=== Provided information ===
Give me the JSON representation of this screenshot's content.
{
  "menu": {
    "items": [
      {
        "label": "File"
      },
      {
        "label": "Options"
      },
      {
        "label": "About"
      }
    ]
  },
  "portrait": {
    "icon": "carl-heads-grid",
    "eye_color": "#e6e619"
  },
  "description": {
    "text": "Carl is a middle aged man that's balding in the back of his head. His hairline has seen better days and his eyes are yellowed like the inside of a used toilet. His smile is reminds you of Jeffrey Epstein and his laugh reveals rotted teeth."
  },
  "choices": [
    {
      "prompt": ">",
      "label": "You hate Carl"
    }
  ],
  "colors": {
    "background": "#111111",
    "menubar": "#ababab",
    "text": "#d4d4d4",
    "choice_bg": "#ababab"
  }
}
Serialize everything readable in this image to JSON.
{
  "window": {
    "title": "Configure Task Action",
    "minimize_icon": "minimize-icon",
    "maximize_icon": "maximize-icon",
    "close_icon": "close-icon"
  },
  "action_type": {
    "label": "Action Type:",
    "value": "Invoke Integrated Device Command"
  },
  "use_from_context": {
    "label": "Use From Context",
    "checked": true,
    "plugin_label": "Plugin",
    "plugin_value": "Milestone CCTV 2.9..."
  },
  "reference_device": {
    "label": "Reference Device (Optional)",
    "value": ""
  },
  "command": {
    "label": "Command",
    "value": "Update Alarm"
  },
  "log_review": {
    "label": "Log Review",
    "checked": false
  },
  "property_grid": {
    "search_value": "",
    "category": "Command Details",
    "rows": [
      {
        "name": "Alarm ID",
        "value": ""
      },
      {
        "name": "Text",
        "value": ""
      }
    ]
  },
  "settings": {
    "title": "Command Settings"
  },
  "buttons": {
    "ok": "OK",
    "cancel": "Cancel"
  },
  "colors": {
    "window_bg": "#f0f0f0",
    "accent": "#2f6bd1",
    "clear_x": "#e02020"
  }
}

=== Brief ===
Go through the records and show every line with the string "icon" in it.

=== Result below ===
    "icon": "carl-heads-grid",
    "minimize_icon": "minimize-icon",
    "maximize_icon": "maximize-icon",
    "close_icon": "close-icon"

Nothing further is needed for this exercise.